### INFORMATION PROVIDED
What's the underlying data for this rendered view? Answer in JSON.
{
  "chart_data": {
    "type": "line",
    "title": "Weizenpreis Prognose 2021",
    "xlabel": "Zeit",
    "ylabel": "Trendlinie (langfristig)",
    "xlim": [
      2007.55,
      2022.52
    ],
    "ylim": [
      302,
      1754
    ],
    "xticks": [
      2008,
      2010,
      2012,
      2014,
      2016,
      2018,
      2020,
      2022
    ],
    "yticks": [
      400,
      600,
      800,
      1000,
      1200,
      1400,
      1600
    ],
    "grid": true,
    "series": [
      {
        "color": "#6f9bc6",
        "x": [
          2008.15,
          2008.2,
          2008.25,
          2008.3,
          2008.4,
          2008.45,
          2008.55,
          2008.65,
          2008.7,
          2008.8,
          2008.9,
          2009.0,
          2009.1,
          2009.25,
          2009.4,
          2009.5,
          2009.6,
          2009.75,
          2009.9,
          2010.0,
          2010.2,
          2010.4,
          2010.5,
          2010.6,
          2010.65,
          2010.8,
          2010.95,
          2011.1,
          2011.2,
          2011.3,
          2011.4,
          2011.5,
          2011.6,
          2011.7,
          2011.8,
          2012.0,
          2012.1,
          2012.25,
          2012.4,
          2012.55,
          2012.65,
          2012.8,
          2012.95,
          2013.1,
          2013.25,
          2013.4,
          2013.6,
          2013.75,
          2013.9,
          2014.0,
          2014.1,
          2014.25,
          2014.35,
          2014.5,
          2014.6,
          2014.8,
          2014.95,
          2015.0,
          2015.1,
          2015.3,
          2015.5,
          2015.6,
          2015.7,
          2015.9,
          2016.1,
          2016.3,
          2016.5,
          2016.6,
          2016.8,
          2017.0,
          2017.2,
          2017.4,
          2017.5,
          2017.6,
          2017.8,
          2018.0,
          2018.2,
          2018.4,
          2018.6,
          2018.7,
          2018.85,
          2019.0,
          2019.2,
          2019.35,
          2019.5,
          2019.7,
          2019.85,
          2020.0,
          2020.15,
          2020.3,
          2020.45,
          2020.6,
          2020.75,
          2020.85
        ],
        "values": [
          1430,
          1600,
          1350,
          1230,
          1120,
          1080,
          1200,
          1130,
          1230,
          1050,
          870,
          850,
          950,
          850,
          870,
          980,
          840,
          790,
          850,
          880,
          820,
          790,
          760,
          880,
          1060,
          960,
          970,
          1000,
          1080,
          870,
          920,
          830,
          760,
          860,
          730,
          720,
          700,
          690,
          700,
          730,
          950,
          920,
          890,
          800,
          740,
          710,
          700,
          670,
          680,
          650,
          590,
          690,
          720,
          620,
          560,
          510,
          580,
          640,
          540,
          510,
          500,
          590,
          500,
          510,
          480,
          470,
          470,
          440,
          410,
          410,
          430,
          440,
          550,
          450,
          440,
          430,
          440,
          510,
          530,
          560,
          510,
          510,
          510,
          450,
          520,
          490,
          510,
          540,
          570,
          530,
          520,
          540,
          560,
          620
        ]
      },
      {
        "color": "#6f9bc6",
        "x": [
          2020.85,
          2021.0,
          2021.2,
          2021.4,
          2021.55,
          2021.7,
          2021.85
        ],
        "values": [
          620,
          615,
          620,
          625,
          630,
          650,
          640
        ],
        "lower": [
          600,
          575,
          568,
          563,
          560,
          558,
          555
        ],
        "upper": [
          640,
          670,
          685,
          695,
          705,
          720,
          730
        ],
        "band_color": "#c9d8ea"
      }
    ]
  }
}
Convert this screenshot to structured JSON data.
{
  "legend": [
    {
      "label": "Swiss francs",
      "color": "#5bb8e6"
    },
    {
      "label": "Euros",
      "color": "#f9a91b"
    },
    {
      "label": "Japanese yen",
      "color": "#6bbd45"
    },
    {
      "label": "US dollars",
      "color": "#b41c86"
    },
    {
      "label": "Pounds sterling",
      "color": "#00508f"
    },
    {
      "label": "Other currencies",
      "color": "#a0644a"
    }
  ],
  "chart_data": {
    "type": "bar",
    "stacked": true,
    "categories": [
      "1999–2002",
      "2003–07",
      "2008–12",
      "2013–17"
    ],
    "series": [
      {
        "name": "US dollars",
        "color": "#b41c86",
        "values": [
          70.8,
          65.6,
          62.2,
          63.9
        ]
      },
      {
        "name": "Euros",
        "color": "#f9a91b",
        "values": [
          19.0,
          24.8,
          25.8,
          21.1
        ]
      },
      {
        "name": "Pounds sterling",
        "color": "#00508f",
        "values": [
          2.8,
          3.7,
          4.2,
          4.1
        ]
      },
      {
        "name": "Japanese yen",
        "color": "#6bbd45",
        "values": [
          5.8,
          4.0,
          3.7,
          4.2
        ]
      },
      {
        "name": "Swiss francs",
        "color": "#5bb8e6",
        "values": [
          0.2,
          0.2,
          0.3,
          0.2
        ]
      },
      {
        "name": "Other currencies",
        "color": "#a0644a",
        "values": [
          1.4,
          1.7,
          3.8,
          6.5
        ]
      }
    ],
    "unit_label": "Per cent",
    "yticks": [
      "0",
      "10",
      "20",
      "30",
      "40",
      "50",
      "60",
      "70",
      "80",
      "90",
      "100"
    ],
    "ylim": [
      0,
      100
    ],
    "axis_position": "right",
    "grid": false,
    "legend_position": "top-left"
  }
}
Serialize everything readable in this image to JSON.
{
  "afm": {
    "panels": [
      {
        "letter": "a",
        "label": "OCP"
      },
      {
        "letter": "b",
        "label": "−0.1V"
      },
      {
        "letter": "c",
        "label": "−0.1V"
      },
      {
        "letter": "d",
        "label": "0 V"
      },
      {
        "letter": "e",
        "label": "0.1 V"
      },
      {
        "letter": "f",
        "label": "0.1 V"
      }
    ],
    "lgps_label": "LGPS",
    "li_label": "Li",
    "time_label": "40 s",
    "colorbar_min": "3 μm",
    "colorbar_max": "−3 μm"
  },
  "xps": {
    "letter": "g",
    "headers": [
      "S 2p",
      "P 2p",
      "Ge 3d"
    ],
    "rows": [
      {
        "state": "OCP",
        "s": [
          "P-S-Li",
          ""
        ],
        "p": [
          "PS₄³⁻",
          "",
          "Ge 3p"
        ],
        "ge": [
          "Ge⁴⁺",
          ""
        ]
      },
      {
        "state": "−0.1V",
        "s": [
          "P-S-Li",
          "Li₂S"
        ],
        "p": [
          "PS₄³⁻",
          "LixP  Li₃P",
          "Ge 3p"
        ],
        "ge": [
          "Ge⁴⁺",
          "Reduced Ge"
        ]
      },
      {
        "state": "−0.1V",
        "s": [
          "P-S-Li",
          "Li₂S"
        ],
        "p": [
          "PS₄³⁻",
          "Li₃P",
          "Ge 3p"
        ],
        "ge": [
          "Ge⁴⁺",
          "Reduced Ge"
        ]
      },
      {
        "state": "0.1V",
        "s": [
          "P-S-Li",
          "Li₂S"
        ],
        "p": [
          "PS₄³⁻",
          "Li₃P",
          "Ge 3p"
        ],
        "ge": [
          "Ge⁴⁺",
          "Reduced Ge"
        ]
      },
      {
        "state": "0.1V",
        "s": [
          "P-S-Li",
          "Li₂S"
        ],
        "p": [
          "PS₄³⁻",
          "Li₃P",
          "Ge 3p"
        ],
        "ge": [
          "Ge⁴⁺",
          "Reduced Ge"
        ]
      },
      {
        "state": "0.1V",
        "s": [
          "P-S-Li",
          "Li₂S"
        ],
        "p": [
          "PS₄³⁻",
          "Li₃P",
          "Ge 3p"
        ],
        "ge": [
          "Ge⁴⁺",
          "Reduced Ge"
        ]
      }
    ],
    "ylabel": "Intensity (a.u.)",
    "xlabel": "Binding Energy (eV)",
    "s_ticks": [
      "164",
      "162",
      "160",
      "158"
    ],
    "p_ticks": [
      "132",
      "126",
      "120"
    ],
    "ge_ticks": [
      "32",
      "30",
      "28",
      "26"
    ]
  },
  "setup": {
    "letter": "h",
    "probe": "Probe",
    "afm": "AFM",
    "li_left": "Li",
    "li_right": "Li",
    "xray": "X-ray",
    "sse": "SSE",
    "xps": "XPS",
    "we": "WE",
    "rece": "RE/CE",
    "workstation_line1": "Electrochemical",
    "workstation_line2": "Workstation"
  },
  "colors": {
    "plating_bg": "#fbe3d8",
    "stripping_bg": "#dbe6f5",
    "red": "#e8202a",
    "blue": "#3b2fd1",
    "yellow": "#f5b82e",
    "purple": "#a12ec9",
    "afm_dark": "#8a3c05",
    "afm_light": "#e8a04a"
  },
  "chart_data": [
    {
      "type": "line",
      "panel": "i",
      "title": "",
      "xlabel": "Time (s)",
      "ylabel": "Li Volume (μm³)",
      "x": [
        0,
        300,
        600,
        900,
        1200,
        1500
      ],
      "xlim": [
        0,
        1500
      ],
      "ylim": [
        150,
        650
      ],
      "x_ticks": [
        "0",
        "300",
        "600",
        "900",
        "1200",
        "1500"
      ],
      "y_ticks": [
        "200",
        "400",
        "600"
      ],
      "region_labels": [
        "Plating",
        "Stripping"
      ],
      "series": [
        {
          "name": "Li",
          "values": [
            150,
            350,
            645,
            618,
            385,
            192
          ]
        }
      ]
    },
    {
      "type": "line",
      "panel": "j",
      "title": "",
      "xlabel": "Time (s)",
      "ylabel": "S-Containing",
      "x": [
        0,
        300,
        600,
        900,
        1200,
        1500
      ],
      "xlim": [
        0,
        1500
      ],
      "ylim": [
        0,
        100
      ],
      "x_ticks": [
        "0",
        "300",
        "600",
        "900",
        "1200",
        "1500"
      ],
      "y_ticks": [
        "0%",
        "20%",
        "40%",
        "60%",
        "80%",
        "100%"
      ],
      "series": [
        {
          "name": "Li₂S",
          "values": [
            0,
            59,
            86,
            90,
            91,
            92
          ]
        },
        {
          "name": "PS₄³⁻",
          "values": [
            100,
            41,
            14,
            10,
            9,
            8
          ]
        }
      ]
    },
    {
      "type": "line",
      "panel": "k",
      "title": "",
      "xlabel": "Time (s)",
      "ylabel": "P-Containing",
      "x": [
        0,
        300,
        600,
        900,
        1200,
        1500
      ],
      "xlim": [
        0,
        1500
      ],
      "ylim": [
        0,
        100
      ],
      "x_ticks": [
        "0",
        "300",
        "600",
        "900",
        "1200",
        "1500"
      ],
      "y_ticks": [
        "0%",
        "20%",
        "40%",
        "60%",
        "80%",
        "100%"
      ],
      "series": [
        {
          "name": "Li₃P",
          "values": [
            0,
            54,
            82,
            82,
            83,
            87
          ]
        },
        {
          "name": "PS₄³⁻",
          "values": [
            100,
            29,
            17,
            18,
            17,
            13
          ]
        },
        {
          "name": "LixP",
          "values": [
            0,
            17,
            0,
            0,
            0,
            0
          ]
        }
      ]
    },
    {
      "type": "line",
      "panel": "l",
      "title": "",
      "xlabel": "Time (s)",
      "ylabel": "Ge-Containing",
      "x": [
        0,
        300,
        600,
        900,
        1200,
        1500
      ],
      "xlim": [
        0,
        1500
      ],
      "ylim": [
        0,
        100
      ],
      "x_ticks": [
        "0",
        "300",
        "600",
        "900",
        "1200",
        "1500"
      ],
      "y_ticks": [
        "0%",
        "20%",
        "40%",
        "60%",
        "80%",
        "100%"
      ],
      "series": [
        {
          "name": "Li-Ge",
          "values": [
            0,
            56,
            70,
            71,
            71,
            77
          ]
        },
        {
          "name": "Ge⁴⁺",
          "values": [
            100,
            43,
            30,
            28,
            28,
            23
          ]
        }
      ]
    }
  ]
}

### STATED EXERCISE
Look through the material above. Copy each line where the word "Swiss" appears.

### TASK RESULT
      "label": "Swiss francs",
        "name": "Swiss francs",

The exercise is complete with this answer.